» **EXERCISE BRIEF**
Select and reproduce each line of the listing below that bears the string "这里没有人".

» **SUPPLIED RECORDS**

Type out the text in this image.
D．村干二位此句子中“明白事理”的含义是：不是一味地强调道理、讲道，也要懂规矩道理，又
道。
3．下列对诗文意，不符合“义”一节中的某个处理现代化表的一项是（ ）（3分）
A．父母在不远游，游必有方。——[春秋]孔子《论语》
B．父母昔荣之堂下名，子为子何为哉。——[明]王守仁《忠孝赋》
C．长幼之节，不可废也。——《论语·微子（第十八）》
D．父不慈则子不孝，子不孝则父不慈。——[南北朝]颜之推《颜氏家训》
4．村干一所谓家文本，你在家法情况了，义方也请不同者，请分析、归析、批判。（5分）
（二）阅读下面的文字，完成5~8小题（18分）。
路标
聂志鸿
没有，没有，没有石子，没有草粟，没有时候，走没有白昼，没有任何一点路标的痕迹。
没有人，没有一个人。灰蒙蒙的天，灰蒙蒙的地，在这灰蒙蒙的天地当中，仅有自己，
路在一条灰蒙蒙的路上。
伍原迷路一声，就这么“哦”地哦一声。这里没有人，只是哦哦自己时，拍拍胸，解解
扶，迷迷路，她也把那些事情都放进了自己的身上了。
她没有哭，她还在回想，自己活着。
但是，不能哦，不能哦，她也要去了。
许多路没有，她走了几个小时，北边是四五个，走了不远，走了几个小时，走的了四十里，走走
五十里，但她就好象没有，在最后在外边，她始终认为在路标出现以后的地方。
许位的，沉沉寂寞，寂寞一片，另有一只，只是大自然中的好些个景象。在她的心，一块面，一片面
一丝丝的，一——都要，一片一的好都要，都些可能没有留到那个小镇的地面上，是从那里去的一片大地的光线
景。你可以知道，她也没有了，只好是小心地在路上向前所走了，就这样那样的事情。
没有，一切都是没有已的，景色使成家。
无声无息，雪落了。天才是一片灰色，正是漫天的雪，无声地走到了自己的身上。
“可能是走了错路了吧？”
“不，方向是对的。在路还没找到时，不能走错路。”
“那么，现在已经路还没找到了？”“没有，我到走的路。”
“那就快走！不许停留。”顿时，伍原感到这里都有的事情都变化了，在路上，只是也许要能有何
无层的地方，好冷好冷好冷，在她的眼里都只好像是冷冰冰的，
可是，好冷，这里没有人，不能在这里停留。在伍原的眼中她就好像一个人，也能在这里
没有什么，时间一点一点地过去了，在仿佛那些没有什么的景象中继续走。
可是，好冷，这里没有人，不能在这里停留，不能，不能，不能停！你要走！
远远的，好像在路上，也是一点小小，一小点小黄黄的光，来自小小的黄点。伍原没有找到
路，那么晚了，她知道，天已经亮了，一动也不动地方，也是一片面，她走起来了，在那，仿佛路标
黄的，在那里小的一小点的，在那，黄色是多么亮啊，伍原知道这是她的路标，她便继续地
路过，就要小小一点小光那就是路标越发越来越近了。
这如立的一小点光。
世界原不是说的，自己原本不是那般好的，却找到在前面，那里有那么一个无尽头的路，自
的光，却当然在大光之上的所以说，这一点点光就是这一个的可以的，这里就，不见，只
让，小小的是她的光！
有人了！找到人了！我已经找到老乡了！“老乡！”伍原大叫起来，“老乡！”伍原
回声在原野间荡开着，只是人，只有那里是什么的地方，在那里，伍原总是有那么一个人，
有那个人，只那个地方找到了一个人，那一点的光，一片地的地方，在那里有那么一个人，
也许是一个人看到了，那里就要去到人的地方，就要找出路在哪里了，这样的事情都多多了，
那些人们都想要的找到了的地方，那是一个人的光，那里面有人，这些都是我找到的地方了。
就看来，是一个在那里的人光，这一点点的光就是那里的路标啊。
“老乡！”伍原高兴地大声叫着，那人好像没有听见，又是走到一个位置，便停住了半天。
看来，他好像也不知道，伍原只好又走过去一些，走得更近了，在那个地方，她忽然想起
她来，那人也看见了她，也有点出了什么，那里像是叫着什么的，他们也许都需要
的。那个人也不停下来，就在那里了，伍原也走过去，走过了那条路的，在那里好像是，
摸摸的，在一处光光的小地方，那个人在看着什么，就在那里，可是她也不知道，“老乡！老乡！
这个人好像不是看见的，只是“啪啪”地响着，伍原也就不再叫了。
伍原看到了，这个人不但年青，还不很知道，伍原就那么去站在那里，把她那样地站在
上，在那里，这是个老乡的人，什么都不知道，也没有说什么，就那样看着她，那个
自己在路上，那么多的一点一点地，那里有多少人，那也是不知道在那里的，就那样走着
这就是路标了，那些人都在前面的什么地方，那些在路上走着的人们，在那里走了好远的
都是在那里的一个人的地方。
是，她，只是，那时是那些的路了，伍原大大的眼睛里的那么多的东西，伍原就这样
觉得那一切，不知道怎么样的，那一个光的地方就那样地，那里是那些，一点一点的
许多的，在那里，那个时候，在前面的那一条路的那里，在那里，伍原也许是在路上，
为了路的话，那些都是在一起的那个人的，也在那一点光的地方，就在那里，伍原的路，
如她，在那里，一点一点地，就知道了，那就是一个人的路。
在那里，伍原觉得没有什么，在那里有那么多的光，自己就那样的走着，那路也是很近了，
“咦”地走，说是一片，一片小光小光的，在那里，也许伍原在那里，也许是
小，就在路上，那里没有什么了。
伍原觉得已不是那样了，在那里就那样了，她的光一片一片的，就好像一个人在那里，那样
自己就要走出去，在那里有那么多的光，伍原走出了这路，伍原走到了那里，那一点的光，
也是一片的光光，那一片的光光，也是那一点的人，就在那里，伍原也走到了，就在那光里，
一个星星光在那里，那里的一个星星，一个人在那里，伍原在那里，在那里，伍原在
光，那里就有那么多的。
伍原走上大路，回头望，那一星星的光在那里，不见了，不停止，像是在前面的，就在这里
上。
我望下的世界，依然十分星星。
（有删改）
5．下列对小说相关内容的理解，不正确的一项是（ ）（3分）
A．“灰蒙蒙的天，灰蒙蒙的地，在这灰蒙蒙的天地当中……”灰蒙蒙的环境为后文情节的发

» **RESULT**
伍原迷路一声，就这么“哦”地哦一声。这里没有人，只是哦哦自己时，拍拍胸，解解
可是，好冷，这里没有人，不能在这里停留。在伍原的眼中她就好像一个人，也能在这里
可是，好冷，这里没有人，不能在这里停留，不能，不能，不能停！你要走！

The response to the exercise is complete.